Entries with figure data:
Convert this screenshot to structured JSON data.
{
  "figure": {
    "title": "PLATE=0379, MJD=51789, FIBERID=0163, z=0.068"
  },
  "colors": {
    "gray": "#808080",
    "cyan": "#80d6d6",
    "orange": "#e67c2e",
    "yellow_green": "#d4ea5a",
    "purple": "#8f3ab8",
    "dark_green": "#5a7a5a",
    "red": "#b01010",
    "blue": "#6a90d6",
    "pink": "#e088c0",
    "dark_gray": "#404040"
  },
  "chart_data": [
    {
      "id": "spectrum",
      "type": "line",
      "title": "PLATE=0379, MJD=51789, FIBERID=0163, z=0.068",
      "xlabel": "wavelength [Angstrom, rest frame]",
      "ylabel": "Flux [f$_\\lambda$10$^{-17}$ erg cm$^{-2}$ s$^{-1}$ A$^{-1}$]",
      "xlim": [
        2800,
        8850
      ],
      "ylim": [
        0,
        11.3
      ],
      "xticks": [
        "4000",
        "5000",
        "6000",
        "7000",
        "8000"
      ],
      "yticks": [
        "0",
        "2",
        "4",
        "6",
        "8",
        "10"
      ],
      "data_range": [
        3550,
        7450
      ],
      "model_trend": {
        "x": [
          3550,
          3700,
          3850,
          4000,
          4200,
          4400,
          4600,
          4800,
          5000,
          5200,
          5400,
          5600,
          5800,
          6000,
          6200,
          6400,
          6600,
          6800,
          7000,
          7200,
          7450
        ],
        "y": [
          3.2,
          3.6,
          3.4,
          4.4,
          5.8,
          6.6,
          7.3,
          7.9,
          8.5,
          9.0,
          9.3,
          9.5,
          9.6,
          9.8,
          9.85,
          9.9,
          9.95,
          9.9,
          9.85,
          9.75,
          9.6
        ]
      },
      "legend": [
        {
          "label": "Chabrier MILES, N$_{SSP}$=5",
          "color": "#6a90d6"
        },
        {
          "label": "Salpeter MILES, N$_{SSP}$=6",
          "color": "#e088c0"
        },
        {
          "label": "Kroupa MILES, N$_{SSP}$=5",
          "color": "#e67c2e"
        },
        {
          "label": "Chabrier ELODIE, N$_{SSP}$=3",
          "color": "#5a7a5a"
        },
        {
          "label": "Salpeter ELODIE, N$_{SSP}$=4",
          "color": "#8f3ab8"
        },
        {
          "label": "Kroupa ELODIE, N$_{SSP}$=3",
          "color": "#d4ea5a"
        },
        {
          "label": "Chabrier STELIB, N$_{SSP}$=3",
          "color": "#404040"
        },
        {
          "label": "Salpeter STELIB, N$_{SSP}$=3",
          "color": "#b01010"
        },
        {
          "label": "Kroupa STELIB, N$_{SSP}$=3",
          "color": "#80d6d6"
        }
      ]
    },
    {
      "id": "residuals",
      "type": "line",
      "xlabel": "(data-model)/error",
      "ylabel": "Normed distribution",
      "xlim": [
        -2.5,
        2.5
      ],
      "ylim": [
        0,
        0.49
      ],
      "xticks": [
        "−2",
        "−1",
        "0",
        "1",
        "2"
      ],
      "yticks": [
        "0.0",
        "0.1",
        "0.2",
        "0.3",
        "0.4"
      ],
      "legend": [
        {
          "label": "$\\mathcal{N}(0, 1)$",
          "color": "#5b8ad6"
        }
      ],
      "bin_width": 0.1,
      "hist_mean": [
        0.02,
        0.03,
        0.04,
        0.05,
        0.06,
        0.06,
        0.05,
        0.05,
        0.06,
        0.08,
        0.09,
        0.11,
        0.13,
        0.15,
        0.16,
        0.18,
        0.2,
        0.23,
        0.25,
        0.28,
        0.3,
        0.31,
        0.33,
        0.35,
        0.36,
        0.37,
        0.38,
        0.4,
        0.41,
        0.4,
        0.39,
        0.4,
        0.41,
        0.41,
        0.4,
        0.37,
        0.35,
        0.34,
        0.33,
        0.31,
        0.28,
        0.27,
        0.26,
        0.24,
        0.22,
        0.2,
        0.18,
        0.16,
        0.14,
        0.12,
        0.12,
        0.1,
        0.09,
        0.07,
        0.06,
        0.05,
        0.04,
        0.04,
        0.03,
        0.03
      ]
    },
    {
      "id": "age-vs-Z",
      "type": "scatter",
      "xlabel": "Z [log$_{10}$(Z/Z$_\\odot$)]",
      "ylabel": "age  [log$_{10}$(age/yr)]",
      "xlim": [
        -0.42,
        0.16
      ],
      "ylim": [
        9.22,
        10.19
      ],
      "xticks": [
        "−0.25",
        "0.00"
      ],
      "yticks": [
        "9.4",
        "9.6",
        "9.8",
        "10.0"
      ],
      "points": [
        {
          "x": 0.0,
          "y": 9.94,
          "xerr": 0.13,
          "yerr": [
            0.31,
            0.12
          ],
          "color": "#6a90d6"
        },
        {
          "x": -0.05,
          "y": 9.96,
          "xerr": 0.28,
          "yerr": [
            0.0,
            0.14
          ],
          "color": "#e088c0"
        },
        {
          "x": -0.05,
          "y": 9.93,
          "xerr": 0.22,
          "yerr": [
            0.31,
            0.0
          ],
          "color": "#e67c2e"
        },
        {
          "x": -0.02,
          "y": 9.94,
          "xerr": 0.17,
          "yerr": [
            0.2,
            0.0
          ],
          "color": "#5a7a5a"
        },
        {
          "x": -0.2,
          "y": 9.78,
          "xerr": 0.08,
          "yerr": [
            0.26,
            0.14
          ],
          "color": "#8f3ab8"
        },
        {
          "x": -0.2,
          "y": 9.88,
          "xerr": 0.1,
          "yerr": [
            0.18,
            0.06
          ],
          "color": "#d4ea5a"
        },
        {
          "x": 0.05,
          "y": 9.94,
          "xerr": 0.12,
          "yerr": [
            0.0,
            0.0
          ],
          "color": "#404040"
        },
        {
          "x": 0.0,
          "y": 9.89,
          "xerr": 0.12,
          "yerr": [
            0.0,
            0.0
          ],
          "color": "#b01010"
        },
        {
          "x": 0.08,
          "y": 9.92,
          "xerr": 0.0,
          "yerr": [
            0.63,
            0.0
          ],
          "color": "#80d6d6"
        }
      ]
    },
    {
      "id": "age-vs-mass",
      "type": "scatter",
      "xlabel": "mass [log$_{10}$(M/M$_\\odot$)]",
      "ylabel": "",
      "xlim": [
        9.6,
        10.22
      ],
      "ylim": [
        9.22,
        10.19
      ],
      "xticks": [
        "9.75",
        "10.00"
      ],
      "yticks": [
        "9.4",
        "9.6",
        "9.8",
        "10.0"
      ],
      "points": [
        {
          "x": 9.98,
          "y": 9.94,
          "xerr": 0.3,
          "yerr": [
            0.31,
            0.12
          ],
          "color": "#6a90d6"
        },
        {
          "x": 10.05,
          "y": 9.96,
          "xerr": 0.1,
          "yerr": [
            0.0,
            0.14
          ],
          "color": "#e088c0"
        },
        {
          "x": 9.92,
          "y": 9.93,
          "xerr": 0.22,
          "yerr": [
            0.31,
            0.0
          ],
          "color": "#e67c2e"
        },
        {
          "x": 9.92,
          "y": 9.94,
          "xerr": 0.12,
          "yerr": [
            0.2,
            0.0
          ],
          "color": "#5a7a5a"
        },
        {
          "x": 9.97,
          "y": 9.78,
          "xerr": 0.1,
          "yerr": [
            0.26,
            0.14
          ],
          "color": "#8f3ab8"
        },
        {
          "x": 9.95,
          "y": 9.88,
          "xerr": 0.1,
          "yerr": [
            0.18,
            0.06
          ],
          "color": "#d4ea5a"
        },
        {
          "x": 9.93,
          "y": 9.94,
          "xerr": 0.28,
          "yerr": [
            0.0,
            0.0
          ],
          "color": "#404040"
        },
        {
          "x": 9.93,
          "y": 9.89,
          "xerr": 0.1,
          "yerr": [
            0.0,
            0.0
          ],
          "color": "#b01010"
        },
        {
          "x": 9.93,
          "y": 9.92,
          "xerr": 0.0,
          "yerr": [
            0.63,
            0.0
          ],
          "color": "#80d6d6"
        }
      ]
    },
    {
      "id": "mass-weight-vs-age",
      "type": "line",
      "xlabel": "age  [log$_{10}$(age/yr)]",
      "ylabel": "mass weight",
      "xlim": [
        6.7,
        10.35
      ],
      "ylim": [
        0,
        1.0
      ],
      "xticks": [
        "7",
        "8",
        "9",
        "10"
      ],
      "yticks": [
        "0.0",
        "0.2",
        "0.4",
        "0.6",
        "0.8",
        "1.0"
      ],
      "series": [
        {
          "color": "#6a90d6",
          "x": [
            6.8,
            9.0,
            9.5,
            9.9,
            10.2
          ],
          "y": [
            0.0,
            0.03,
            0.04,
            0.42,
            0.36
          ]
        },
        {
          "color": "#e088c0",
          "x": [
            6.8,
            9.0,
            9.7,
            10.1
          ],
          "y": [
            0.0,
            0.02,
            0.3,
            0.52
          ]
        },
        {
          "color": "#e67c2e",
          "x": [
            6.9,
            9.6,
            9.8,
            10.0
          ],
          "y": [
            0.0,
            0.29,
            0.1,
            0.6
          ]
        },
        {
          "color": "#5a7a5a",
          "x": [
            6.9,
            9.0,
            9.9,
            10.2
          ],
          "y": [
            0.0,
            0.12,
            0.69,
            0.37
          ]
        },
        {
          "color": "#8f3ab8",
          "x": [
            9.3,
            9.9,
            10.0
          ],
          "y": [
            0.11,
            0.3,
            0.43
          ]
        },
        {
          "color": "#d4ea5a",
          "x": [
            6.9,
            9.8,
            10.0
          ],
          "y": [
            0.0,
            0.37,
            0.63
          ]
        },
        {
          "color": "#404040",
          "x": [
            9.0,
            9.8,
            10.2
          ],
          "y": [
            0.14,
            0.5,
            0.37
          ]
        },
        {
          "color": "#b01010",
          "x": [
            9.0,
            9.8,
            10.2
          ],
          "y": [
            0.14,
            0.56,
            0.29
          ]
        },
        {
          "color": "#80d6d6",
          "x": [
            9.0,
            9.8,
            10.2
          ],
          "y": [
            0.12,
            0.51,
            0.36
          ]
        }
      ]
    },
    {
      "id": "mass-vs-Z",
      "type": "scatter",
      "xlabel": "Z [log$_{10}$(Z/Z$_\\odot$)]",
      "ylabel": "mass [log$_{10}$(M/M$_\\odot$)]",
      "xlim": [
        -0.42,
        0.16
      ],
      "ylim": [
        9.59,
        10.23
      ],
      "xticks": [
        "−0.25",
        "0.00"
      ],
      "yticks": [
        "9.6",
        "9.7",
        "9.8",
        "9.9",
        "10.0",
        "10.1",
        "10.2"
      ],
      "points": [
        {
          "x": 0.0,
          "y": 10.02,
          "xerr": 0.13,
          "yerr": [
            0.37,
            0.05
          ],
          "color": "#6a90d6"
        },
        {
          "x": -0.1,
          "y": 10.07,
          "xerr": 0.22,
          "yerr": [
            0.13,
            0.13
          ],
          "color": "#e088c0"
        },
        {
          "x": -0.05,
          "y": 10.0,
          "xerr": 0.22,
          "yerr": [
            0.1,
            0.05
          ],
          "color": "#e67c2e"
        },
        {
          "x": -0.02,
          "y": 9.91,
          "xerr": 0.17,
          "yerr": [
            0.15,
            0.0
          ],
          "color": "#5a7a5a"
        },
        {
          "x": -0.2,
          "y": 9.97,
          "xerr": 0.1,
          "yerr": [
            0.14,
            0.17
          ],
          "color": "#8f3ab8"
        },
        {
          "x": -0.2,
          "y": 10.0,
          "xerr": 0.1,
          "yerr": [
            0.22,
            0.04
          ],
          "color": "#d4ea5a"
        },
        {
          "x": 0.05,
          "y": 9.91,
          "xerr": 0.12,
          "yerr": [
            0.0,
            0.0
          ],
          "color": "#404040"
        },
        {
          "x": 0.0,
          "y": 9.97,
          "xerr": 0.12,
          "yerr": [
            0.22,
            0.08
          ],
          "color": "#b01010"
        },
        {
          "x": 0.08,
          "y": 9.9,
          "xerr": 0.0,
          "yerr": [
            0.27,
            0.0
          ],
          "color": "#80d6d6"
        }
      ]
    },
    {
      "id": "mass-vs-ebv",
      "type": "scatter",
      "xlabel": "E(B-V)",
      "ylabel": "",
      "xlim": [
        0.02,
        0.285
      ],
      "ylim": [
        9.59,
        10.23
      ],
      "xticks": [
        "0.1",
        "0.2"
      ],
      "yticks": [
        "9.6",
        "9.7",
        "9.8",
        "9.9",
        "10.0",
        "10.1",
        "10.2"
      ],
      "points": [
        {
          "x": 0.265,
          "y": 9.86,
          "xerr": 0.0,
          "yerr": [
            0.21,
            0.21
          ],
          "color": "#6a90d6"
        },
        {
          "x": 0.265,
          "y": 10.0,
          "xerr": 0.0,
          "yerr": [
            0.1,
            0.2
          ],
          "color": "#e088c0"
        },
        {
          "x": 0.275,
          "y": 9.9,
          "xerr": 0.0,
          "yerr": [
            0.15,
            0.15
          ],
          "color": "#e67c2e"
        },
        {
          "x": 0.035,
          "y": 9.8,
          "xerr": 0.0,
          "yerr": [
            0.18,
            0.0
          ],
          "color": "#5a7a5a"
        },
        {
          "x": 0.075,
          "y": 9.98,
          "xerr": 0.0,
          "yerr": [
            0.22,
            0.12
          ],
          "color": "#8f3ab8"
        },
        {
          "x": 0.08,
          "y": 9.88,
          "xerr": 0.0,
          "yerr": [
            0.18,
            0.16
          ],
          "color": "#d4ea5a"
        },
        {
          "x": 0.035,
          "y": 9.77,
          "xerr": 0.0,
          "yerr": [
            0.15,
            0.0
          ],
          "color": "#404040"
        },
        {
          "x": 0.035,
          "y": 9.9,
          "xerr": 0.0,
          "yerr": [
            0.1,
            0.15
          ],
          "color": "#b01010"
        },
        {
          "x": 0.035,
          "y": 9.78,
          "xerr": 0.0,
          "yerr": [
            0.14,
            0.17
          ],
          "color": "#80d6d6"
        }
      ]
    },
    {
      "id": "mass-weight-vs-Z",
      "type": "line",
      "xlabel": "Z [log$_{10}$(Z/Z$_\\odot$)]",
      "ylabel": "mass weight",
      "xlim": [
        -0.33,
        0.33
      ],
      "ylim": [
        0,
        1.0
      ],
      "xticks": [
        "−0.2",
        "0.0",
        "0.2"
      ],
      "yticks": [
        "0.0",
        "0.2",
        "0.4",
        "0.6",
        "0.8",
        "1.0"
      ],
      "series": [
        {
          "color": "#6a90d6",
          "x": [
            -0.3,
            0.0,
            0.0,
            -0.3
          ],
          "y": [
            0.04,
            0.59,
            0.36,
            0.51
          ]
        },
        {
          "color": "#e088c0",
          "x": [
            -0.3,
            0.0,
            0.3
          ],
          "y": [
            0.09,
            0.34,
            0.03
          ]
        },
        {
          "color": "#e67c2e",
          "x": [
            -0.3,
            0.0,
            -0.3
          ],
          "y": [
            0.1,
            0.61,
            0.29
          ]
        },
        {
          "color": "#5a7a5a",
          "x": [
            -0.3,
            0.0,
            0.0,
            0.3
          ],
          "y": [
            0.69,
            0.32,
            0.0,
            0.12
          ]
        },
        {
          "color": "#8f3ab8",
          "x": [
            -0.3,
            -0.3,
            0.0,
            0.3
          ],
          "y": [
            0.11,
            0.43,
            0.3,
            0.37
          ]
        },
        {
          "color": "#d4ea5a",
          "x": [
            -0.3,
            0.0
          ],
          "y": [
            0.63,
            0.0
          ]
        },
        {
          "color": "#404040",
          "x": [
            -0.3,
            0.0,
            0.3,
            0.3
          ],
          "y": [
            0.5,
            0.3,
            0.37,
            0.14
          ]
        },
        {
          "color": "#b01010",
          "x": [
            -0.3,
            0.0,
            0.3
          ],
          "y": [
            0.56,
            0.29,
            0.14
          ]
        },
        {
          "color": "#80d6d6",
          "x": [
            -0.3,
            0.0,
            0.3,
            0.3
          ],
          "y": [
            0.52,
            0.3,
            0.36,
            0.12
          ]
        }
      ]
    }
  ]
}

— Request —
Read through the entries and copy each line in which "STELIB" appears.

— Answer to the problem —
          "label": "Chabrier STELIB, N$_{SSP}$=3",
          "label": "Salpeter STELIB, N$_{SSP}$=3",
          "label": "Kroupa STELIB, N$_{SSP}$=3",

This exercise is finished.